Output the data below in full, byte for byte. Nothing may differ.

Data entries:
_ _ _

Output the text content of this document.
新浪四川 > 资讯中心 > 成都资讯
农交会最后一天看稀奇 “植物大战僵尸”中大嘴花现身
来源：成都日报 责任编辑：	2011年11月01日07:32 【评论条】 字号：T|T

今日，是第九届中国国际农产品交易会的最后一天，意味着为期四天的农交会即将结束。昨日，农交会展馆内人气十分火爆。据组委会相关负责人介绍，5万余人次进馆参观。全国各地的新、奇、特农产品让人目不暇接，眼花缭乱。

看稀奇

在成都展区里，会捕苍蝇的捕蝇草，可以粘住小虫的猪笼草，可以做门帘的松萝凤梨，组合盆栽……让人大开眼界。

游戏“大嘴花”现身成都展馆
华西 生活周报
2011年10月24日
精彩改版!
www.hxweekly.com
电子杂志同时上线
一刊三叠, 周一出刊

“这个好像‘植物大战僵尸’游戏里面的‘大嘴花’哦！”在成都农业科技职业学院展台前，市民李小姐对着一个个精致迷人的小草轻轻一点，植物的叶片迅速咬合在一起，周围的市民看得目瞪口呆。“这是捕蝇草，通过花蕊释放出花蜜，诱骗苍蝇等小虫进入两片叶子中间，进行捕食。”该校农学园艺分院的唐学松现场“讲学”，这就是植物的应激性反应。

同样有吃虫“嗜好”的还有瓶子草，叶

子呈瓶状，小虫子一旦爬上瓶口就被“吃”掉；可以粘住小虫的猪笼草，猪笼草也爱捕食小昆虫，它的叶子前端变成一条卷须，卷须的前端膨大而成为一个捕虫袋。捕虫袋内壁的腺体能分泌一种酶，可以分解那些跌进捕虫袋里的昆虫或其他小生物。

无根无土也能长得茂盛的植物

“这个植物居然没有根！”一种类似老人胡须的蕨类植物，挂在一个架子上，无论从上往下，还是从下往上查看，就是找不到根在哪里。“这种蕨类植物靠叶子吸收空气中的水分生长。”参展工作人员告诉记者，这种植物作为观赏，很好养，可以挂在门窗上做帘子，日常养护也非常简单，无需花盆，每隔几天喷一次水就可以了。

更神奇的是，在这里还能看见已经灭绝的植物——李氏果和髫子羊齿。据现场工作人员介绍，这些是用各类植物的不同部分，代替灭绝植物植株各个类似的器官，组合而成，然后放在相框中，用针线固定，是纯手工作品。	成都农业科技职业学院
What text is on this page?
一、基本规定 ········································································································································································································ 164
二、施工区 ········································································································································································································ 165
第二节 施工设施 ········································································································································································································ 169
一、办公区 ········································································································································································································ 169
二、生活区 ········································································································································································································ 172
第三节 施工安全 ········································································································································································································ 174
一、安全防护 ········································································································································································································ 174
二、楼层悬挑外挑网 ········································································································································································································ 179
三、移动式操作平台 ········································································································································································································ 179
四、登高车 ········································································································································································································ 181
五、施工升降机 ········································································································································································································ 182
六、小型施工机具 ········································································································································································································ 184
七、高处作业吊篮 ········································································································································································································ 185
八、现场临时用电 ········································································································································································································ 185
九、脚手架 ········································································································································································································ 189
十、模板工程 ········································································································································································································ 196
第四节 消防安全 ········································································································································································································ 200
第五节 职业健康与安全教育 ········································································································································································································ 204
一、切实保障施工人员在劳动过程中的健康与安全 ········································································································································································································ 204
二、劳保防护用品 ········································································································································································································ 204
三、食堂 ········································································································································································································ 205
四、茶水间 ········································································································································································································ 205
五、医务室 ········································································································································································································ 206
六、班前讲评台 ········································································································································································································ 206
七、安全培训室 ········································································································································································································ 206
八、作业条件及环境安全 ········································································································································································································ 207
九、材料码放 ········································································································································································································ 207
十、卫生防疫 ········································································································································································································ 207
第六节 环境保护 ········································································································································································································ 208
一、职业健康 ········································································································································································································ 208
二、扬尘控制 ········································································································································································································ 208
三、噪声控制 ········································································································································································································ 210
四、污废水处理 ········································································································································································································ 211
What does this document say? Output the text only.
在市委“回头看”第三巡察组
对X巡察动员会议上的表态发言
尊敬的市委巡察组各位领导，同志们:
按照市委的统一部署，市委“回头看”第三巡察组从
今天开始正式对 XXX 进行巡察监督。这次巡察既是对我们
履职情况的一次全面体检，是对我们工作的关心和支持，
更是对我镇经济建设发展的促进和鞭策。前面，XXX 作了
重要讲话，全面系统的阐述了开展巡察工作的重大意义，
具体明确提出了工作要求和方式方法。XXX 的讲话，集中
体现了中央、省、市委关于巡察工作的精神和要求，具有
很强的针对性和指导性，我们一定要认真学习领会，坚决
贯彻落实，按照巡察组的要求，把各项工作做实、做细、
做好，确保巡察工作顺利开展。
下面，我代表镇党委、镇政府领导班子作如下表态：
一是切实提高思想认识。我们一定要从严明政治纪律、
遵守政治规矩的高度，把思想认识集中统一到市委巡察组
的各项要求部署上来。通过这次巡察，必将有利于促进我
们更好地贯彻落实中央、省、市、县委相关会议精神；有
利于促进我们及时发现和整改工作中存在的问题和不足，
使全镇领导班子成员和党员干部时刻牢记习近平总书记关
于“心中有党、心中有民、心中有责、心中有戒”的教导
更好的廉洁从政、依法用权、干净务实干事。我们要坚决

_ _ _

# RESULT FOR THIS EXERCISE:
Output the text content of this document.
新浪四川 > 资讯中心 > 成都资讯
农交会最后一天看稀奇 “植物大战僵尸”中大嘴花现身
来源：成都日报 责任编辑：	2011年11月01日07:32 【评论条】 字号：T|T

今日，是第九届中国国际农产品交易会的最后一天，意味着为期四天的农交会即将结束。昨日，农交会展馆内人气十分火爆。据组委会相关负责人介绍，5万余人次进馆参观。全国各地的新、奇、特农产品让人目不暇接，眼花缭乱。

看稀奇

在成都展区里，会捕苍蝇的捕蝇草，可以粘住小虫的猪笼草，可以做门帘的松萝凤梨，组合盆栽……让人大开眼界。

游戏“大嘴花”现身成都展馆
华西 生活周报
2011年10月24日
精彩改版!
www.hxweekly.com
电子杂志同时上线
一刊三叠, 周一出刊

“这个好像‘植物大战僵尸’游戏里面的‘大嘴花’哦！”在成都农业科技职业学院展台前，市民李小姐对着一个个精致迷人的小草轻轻一点，植物的叶片迅速咬合在一起，周围的市民看得目瞪口呆。“这是捕蝇草，通过花蕊释放出花蜜，诱骗苍蝇等小虫进入两片叶子中间，进行捕食。”该校农学园艺分院的唐学松现场“讲学”，这就是植物的应激性反应。

同样有吃虫“嗜好”的还有瓶子草，叶

子呈瓶状，小虫子一旦爬上瓶口就被“吃”掉；可以粘住小虫的猪笼草，猪笼草也爱捕食小昆虫，它的叶子前端变成一条卷须，卷须的前端膨大而成为一个捕虫袋。捕虫袋内壁的腺体能分泌一种酶，可以分解那些跌进捕虫袋里的昆虫或其他小生物。

无根无土也能长得茂盛的植物

“这个植物居然没有根！”一种类似老人胡须的蕨类植物，挂在一个架子上，无论从上往下，还是从下往上查看，就是找不到根在哪里。“这种蕨类植物靠叶子吸收空气中的水分生长。”参展工作人员告诉记者，这种植物作为观赏，很好养，可以挂在门窗上做帘子，日常养护也非常简单，无需花盆，每隔几天喷一次水就可以了。

更神奇的是，在这里还能看见已经灭绝的植物——李氏果和髫子羊齿。据现场工作人员介绍，这些是用各类植物的不同部分，代替灭绝植物植株各个类似的器官，组合而成，然后放在相框中，用针线固定，是纯手工作品。	成都农业科技职业学院
What text is on this page?
一、基本规定 ········································································································································································································ 164
二、施工区 ········································································································································································································ 165
第二节 施工设施 ········································································································································································································ 169
一、办公区 ········································································································································································································ 169
二、生活区 ········································································································································································································ 172
第三节 施工安全 ········································································································································································································ 174
一、安全防护 ········································································································································································································ 174
二、楼层悬挑外挑网 ········································································································································································································ 179
三、移动式操作平台 ········································································································································································································ 179
四、登高车 ········································································································································································································ 181
五、施工升降机 ········································································································································································································ 182
六、小型施工机具 ········································································································································································································ 184
七、高处作业吊篮 ········································································································································································································ 185
八、现场临时用电 ········································································································································································································ 185
九、脚手架 ········································································································································································································ 189
十、模板工程 ········································································································································································································ 196
第四节 消防安全 ········································································································································································································ 200
第五节 职业健康与安全教育 ········································································································································································································ 204
一、切实保障施工人员在劳动过程中的健康与安全 ········································································································································································································ 204
二、劳保防护用品 ········································································································································································································ 204
三、食堂 ········································································································································································································ 205
四、茶水间 ········································································································································································································ 205
五、医务室 ········································································································································································································ 206
六、班前讲评台 ········································································································································································································ 206
七、安全培训室 ········································································································································································································ 206
八、作业条件及环境安全 ········································································································································································································ 207
九、材料码放 ········································································································································································································ 207
十、卫生防疫 ········································································································································································································ 207
第六节 环境保护 ········································································································································································································ 208
一、职业健康 ········································································································································································································ 208
二、扬尘控制 ········································································································································································································ 208
三、噪声控制 ········································································································································································································ 210
四、污废水处理 ········································································································································································································ 211
What does this document say? Output the text only.
在市委“回头看”第三巡察组
对X巡察动员会议上的表态发言
尊敬的市委巡察组各位领导，同志们:
按照市委的统一部署，市委“回头看”第三巡察组从
今天开始正式对 XXX 进行巡察监督。这次巡察既是对我们
履职情况的一次全面体检，是对我们工作的关心和支持，
更是对我镇经济建设发展的促进和鞭策。前面，XXX 作了
重要讲话，全面系统的阐述了开展巡察工作的重大意义，
具体明确提出了工作要求和方式方法。XXX 的讲话，集中
体现了中央、省、市委关于巡察工作的精神和要求，具有
很强的针对性和指导性，我们一定要认真学习领会，坚决
贯彻落实，按照巡察组的要求，把各项工作做实、做细、
做好，确保巡察工作顺利开展。
下面，我代表镇党委、镇政府领导班子作如下表态：
一是切实提高思想认识。我们一定要从严明政治纪律、
遵守政治规矩的高度，把思想认识集中统一到市委巡察组
的各项要求部署上来。通过这次巡察，必将有利于促进我
们更好地贯彻落实中央、省、市、县委相关会议精神；有
利于促进我们及时发现和整改工作中存在的问题和不足，
使全镇领导班子成员和党员干部时刻牢记习近平总书记关
于“心中有党、心中有民、心中有责、心中有戒”的教导
更好的廉洁从政、依法用权、干净务实干事。我们要坚决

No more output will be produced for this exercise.